AIM:
State the number of lines below in which the word "name" appears. Nothing else belongs in the answer.

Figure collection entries
=-=-=
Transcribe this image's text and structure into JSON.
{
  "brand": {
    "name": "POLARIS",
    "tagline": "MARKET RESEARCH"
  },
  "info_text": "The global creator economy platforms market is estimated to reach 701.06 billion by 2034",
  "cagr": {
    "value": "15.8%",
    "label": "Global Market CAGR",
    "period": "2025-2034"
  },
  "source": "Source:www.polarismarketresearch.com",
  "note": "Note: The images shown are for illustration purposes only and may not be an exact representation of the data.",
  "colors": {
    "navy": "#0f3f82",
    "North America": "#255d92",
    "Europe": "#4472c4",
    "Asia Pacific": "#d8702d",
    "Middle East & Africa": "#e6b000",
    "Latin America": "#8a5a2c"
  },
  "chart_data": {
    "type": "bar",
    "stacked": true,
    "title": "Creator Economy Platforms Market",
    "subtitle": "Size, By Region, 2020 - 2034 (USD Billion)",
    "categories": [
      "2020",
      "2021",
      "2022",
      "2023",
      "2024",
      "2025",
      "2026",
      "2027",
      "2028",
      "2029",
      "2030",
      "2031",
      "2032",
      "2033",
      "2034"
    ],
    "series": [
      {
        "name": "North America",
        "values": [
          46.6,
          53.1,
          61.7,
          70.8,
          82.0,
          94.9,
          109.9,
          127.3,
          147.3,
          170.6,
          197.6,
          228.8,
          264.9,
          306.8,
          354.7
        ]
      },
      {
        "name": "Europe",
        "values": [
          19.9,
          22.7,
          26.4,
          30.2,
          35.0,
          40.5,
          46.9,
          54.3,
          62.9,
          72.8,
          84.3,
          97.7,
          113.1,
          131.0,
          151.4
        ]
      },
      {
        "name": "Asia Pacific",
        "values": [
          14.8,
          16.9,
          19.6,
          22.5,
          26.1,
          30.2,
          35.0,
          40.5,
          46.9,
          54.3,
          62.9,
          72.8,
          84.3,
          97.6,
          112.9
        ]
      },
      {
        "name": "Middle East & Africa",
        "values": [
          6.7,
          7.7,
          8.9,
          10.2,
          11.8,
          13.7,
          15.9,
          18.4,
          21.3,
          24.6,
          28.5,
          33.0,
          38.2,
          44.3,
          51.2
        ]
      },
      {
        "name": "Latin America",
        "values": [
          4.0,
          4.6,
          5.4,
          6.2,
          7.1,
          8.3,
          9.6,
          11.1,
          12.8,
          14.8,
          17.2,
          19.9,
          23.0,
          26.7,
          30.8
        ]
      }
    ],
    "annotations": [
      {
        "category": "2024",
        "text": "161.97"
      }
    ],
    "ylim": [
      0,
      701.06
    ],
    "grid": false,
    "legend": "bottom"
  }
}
=-=-=
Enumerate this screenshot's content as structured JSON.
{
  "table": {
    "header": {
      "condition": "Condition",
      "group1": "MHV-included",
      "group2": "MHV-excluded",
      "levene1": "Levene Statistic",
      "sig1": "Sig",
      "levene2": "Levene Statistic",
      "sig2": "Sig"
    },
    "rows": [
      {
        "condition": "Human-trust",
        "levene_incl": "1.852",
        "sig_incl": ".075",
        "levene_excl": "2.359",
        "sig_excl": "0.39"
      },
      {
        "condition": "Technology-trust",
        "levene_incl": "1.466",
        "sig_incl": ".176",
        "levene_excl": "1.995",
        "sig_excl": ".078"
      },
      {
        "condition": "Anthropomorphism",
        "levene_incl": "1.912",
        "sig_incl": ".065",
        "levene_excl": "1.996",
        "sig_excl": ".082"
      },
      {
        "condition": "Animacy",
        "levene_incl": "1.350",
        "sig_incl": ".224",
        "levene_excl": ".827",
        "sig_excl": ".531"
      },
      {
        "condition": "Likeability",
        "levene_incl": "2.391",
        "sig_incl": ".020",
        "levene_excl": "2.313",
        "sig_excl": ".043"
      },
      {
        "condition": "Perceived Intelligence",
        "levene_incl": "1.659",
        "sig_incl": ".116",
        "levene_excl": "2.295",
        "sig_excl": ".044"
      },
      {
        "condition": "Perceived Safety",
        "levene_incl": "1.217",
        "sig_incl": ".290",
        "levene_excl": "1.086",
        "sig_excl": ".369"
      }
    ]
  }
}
=-=-=
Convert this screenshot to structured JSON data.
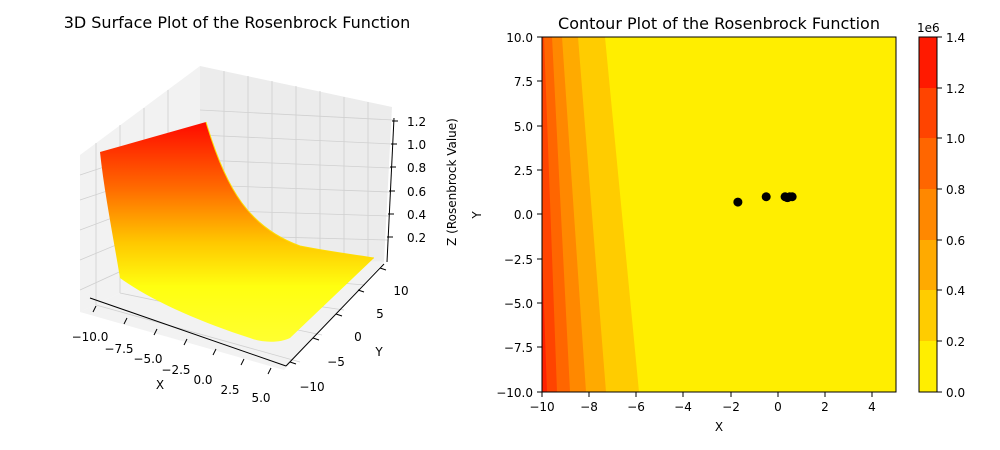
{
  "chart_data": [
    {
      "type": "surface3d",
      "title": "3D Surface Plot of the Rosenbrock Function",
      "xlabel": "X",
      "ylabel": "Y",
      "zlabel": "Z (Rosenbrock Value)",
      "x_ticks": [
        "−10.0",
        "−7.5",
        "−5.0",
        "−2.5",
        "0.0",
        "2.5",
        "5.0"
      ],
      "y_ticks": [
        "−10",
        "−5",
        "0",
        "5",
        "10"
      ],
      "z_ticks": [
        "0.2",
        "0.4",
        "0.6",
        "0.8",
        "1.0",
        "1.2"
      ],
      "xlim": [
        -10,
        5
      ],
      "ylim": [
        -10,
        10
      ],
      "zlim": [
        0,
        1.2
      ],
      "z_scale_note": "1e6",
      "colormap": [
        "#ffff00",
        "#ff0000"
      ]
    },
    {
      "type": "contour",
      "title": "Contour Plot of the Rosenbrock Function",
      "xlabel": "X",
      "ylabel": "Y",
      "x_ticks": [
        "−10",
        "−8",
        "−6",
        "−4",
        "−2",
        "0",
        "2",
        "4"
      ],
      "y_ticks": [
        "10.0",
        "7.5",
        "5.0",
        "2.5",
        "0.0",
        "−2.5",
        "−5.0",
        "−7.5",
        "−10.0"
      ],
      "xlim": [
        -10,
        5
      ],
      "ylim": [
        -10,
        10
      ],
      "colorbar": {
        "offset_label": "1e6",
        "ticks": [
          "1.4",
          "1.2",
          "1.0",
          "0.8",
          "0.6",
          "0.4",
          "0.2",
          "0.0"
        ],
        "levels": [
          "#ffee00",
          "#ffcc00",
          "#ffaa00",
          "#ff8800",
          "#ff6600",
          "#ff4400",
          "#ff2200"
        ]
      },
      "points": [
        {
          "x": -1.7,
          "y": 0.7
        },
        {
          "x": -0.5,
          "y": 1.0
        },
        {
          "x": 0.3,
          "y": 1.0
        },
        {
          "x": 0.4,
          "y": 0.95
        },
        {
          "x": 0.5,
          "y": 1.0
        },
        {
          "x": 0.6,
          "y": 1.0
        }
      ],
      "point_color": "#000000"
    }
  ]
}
=-=-=
FINAL ANSWER:
6